> **INSTRUCTIONS TO FOLLOW**
Gather every line in the records below that contains the word "name".

> **RECORDS TO PROCESS**
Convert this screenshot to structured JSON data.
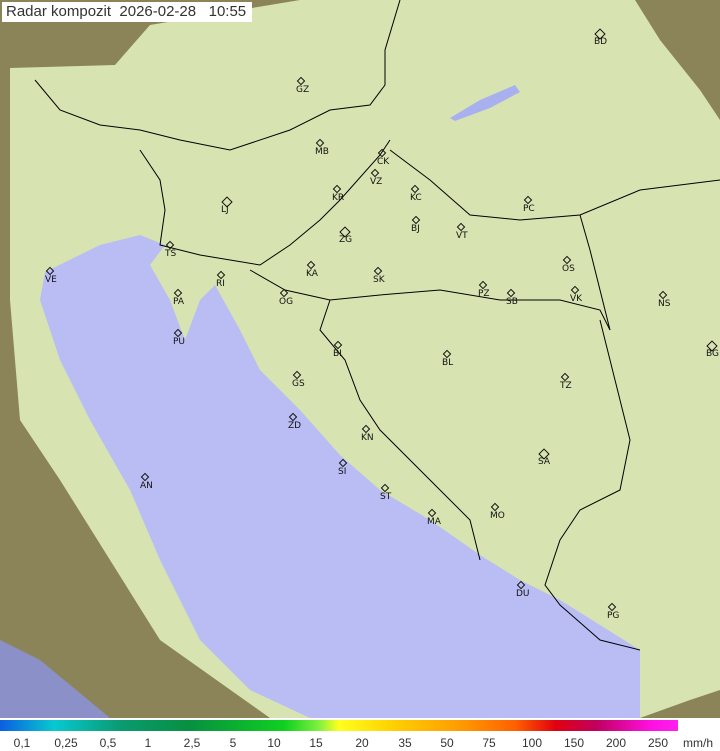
{
  "title": "Radar kompozit  2026-02-28   10:55",
  "colors": {
    "sea": "#b8bcf2",
    "terrain_dark": "#7a7550",
    "coverage": "#d9e8b4",
    "border": "#000000"
  },
  "cities": [
    {
      "code": "BD",
      "big": true
    },
    {
      "code": "GZ"
    },
    {
      "code": "MB"
    },
    {
      "code": "CK"
    },
    {
      "code": "VZ"
    },
    {
      "code": "KR"
    },
    {
      "code": "KC"
    },
    {
      "code": "PC"
    },
    {
      "code": "LJ",
      "big": true
    },
    {
      "code": "ZG",
      "big": true
    },
    {
      "code": "BJ"
    },
    {
      "code": "VT"
    },
    {
      "code": "TS"
    },
    {
      "code": "VE"
    },
    {
      "code": "KA"
    },
    {
      "code": "SK"
    },
    {
      "code": "OS"
    },
    {
      "code": "RI"
    },
    {
      "code": "PA"
    },
    {
      "code": "OG"
    },
    {
      "code": "PZ"
    },
    {
      "code": "SB"
    },
    {
      "code": "VK"
    },
    {
      "code": "NS"
    },
    {
      "code": "PU"
    },
    {
      "code": "BG",
      "big": true
    },
    {
      "code": "BI"
    },
    {
      "code": "BL"
    },
    {
      "code": "GS"
    },
    {
      "code": "TZ"
    },
    {
      "code": "ZD"
    },
    {
      "code": "KN"
    },
    {
      "code": "SA",
      "big": true
    },
    {
      "code": "SI"
    },
    {
      "code": "AN"
    },
    {
      "code": "ST"
    },
    {
      "code": "MO"
    },
    {
      "code": "MA"
    },
    {
      "code": "DU"
    },
    {
      "code": "PG"
    }
  ],
  "legend": {
    "unit": "mm/h",
    "labels": [
      "0,1",
      "0,25",
      "0,5",
      "1",
      "2,5",
      "5",
      "10",
      "15",
      "20",
      "35",
      "50",
      "75",
      "100",
      "150",
      "200",
      "250"
    ]
  }
}
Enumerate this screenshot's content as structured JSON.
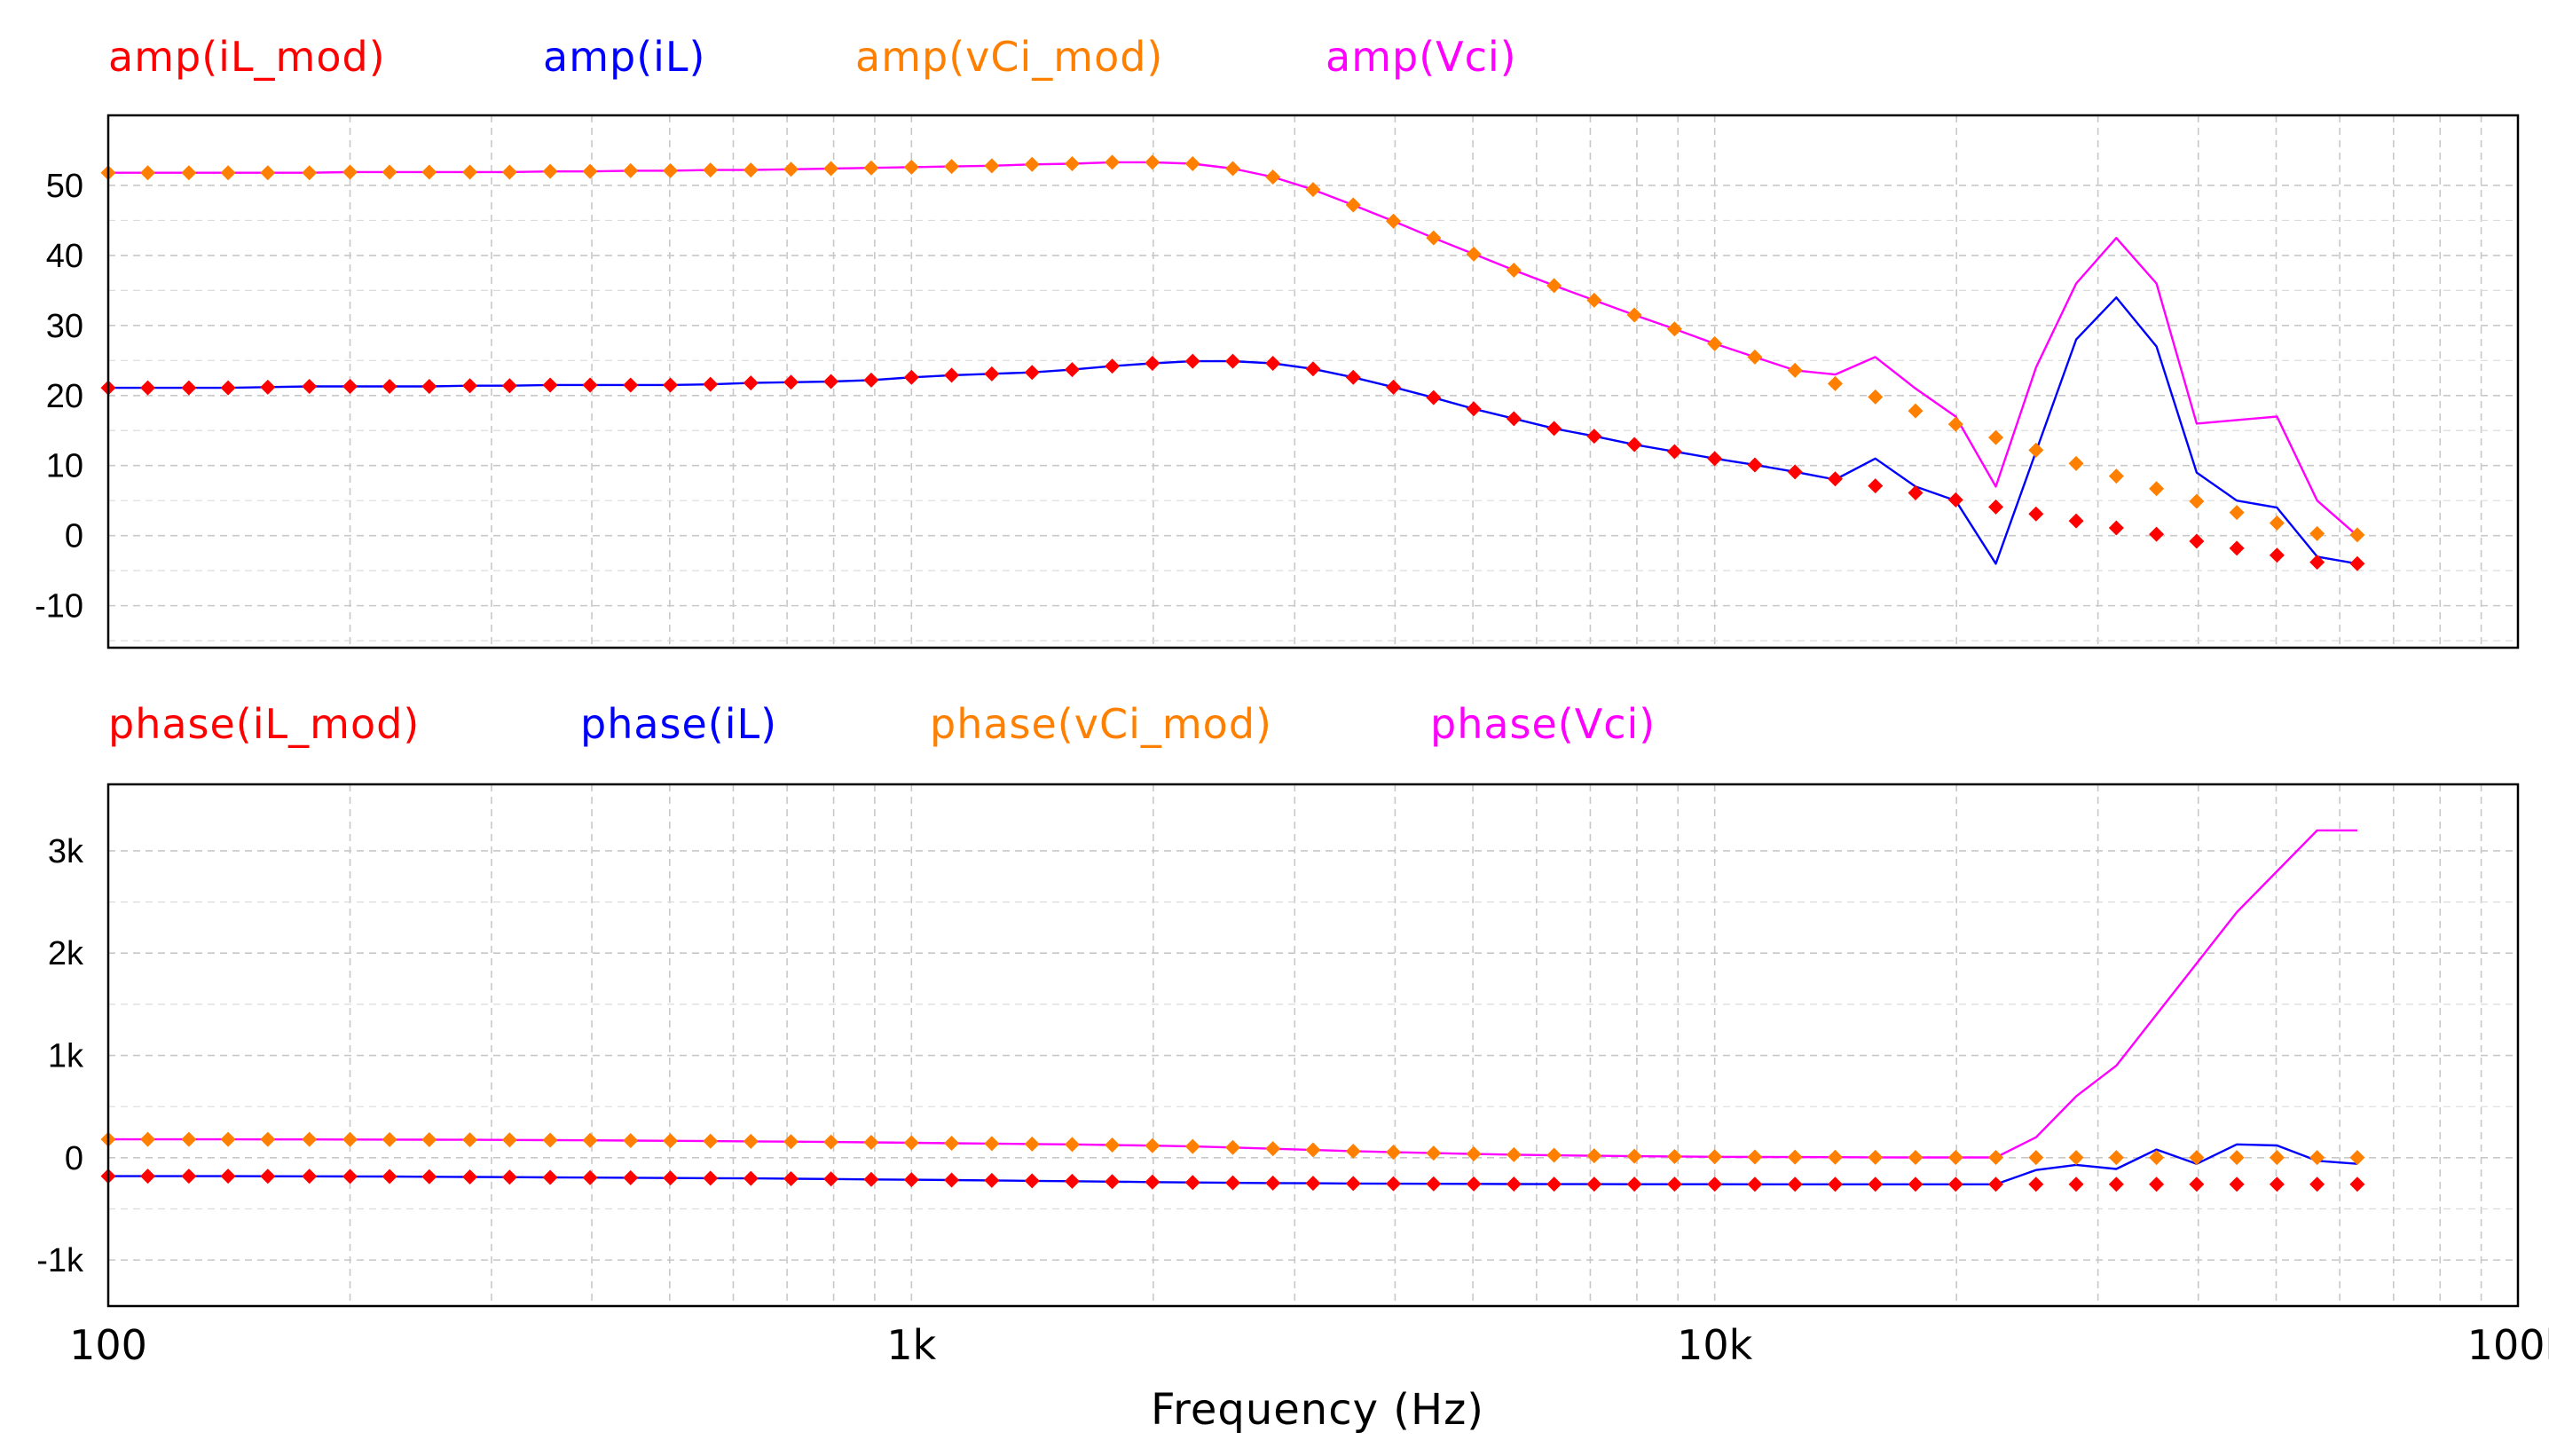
{
  "chart_data": [
    {
      "type": "line",
      "panel": "amplitude",
      "x_scale": "log",
      "xlim": [
        100,
        100000
      ],
      "ylim": [
        -16,
        60
      ],
      "grid": true,
      "y_ticks": [
        {
          "value": 50,
          "label": "50"
        },
        {
          "value": 40,
          "label": "40"
        },
        {
          "value": 30,
          "label": "30"
        },
        {
          "value": 20,
          "label": "20"
        },
        {
          "value": 10,
          "label": "10"
        },
        {
          "value": 0,
          "label": "0"
        },
        {
          "value": -10,
          "label": "-10"
        }
      ],
      "series": [
        {
          "name": "amp(iL_mod)",
          "color": "#ff0000",
          "style": "markers",
          "y_key": "iL_mod_amp",
          "x_key": "f_model"
        },
        {
          "name": "amp(iL)",
          "color": "#0000ff",
          "style": "line",
          "y_key": "iL_amp",
          "x_key": "f_sim"
        },
        {
          "name": "amp(vCi_mod)",
          "color": "#ff8000",
          "style": "markers",
          "y_key": "vCi_mod_amp",
          "x_key": "f_model"
        },
        {
          "name": "amp(Vci)",
          "color": "#ff00ff",
          "style": "line",
          "y_key": "Vci_amp",
          "x_key": "f_sim"
        }
      ]
    },
    {
      "type": "line",
      "panel": "phase",
      "x_scale": "log",
      "xlim": [
        100,
        100000
      ],
      "ylim": [
        -1450,
        3650
      ],
      "grid": true,
      "y_ticks": [
        {
          "value": 3000,
          "label": "3k"
        },
        {
          "value": 2000,
          "label": "2k"
        },
        {
          "value": 1000,
          "label": "1k"
        },
        {
          "value": 0,
          "label": "0"
        },
        {
          "value": -1000,
          "label": "-1k"
        }
      ],
      "xlabel": "Frequency (Hz)",
      "x_ticks": [
        {
          "value": 100,
          "label": "100"
        },
        {
          "value": 1000,
          "label": "1k"
        },
        {
          "value": 10000,
          "label": "10k"
        },
        {
          "value": 100000,
          "label": "100k"
        }
      ],
      "series": [
        {
          "name": "phase(iL_mod)",
          "color": "#ff0000",
          "style": "markers",
          "y_key": "iL_mod_ph",
          "x_key": "f_model"
        },
        {
          "name": "phase(iL)",
          "color": "#0000ff",
          "style": "line",
          "y_key": "iL_ph",
          "x_key": "f_sim"
        },
        {
          "name": "phase(vCi_mod)",
          "color": "#ff8000",
          "style": "markers",
          "y_key": "vCi_mod_ph",
          "x_key": "f_model"
        },
        {
          "name": "phase(Vci)",
          "color": "#ff00ff",
          "style": "line",
          "y_key": "Vci_ph",
          "x_key": "f_sim"
        }
      ]
    }
  ],
  "data": {
    "f_model": [
      100,
      112,
      126,
      141,
      158,
      178,
      200,
      224,
      251,
      282,
      316,
      355,
      398,
      447,
      501,
      562,
      631,
      708,
      794,
      891,
      1000,
      1122,
      1259,
      1413,
      1585,
      1778,
      1995,
      2239,
      2512,
      2818,
      3162,
      3548,
      3981,
      4467,
      5012,
      5623,
      6310,
      7079,
      7943,
      8913,
      10000,
      11220,
      12589,
      14125,
      15849,
      17783,
      19953,
      22387,
      25119,
      28184,
      31623,
      35481,
      39811,
      44668,
      50119,
      56234,
      63096
    ],
    "iL_mod_amp": [
      21.1,
      21.1,
      21.1,
      21.1,
      21.2,
      21.3,
      21.3,
      21.3,
      21.3,
      21.4,
      21.4,
      21.5,
      21.5,
      21.5,
      21.5,
      21.6,
      21.8,
      21.9,
      22.0,
      22.2,
      22.6,
      22.9,
      23.1,
      23.3,
      23.7,
      24.2,
      24.6,
      24.9,
      24.9,
      24.6,
      23.8,
      22.6,
      21.2,
      19.7,
      18.1,
      16.7,
      15.3,
      14.2,
      13.0,
      12.0,
      11.0,
      10.1,
      9.1,
      8.1,
      7.1,
      6.1,
      5.1,
      4.1,
      3.1,
      2.1,
      1.1,
      0.2,
      -0.8,
      -1.8,
      -2.8,
      -3.8,
      -4.0
    ],
    "vCi_mod_amp": [
      51.8,
      51.8,
      51.8,
      51.8,
      51.8,
      51.8,
      51.9,
      51.9,
      51.9,
      51.9,
      51.9,
      52.0,
      52.0,
      52.1,
      52.1,
      52.2,
      52.2,
      52.3,
      52.4,
      52.5,
      52.6,
      52.7,
      52.8,
      53.0,
      53.1,
      53.3,
      53.3,
      53.1,
      52.4,
      51.2,
      49.4,
      47.2,
      44.9,
      42.5,
      40.2,
      37.9,
      35.7,
      33.6,
      31.5,
      29.5,
      27.4,
      25.5,
      23.6,
      21.7,
      19.8,
      17.8,
      15.9,
      14.0,
      12.2,
      10.3,
      8.5,
      6.7,
      4.9,
      3.3,
      1.8,
      0.3,
      0.1
    ],
    "iL_mod_ph": [
      -180,
      -180,
      -180,
      -180,
      -181,
      -182,
      -183,
      -184,
      -186,
      -188,
      -190,
      -192,
      -194,
      -196,
      -198,
      -200,
      -202,
      -205,
      -208,
      -212,
      -215,
      -218,
      -222,
      -226,
      -230,
      -234,
      -238,
      -242,
      -245,
      -248,
      -250,
      -252,
      -254,
      -255,
      -256,
      -257,
      -258,
      -258,
      -259,
      -259,
      -259,
      -260,
      -260,
      -260,
      -260,
      -260,
      -260,
      -260,
      -260,
      -260,
      -260,
      -260,
      -260,
      -260,
      -260,
      -260,
      -260
    ],
    "vCi_mod_ph": [
      180,
      180,
      180,
      180,
      179,
      179,
      178,
      177,
      176,
      175,
      174,
      172,
      170,
      168,
      165,
      162,
      160,
      157,
      154,
      150,
      146,
      142,
      138,
      134,
      130,
      124,
      118,
      110,
      100,
      88,
      76,
      64,
      54,
      45,
      37,
      30,
      24,
      19,
      15,
      12,
      9,
      7,
      6,
      5,
      4,
      3,
      3,
      3,
      2,
      2,
      2,
      2,
      2,
      2,
      2,
      2,
      2
    ],
    "f_sim": [
      100,
      112,
      126,
      141,
      158,
      178,
      200,
      224,
      251,
      282,
      316,
      355,
      398,
      447,
      501,
      562,
      631,
      708,
      794,
      891,
      1000,
      1122,
      1259,
      1413,
      1585,
      1778,
      1995,
      2239,
      2512,
      2818,
      3162,
      3548,
      3981,
      4467,
      5012,
      5623,
      6310,
      7079,
      7943,
      8913,
      10000,
      11220,
      12589,
      14125,
      15849,
      17783,
      19953,
      22387,
      25119,
      28184,
      31623,
      35481,
      39811,
      44668,
      50119,
      56234,
      63096
    ],
    "iL_amp": [
      21.1,
      21.1,
      21.1,
      21.1,
      21.2,
      21.3,
      21.3,
      21.3,
      21.3,
      21.4,
      21.4,
      21.5,
      21.5,
      21.5,
      21.5,
      21.6,
      21.8,
      21.9,
      22.0,
      22.2,
      22.6,
      22.9,
      23.1,
      23.3,
      23.7,
      24.2,
      24.6,
      24.9,
      24.9,
      24.6,
      23.8,
      22.6,
      21.2,
      19.7,
      18.1,
      16.7,
      15.3,
      14.2,
      13.0,
      12.0,
      11.0,
      10.1,
      9.1,
      8.0,
      11.0,
      7.0,
      5.0,
      -4.0,
      12.0,
      28.0,
      34.0,
      27.0,
      9.0,
      5.0,
      4.0,
      -3.0,
      -4.0
    ],
    "Vci_amp": [
      51.8,
      51.8,
      51.8,
      51.8,
      51.8,
      51.8,
      51.9,
      51.9,
      51.9,
      51.9,
      51.9,
      52.0,
      52.0,
      52.1,
      52.1,
      52.2,
      52.2,
      52.3,
      52.4,
      52.5,
      52.6,
      52.7,
      52.8,
      53.0,
      53.1,
      53.3,
      53.3,
      53.1,
      52.4,
      51.2,
      49.4,
      47.2,
      44.9,
      42.5,
      40.2,
      37.9,
      35.7,
      33.6,
      31.5,
      29.5,
      27.4,
      25.5,
      23.6,
      23.0,
      25.5,
      21.0,
      17.0,
      7.0,
      24.0,
      36.0,
      42.5,
      36.0,
      16.0,
      16.5,
      17.0,
      5.0,
      0.0
    ],
    "iL_ph": [
      -180,
      -180,
      -180,
      -180,
      -181,
      -182,
      -183,
      -184,
      -186,
      -188,
      -190,
      -192,
      -194,
      -196,
      -198,
      -200,
      -202,
      -205,
      -208,
      -212,
      -215,
      -218,
      -222,
      -226,
      -230,
      -234,
      -238,
      -242,
      -245,
      -248,
      -250,
      -252,
      -254,
      -255,
      -256,
      -257,
      -258,
      -258,
      -259,
      -259,
      -259,
      -260,
      -260,
      -260,
      -260,
      -260,
      -260,
      -260,
      -120,
      -70,
      -110,
      80,
      -60,
      130,
      120,
      -30,
      -60
    ],
    "Vci_ph": [
      180,
      180,
      180,
      180,
      179,
      179,
      178,
      177,
      176,
      175,
      174,
      172,
      170,
      168,
      165,
      162,
      160,
      157,
      154,
      150,
      146,
      142,
      138,
      134,
      130,
      124,
      118,
      110,
      100,
      88,
      76,
      64,
      54,
      45,
      37,
      30,
      24,
      19,
      15,
      12,
      9,
      7,
      6,
      5,
      4,
      3,
      3,
      3,
      200,
      600,
      900,
      1400,
      1900,
      2400,
      2800,
      3200,
      3200
    ]
  }
}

> **FULL SOLUTION**
          "name": "amp(iL_mod)",
          "name": "amp(iL)",
          "name": "amp(vCi_mod)",
          "name": "amp(Vci)",
          "name": "phase(iL_mod)",
          "name": "phase(iL)",
          "name": "phase(vCi_mod)",
          "name": "phase(Vci)",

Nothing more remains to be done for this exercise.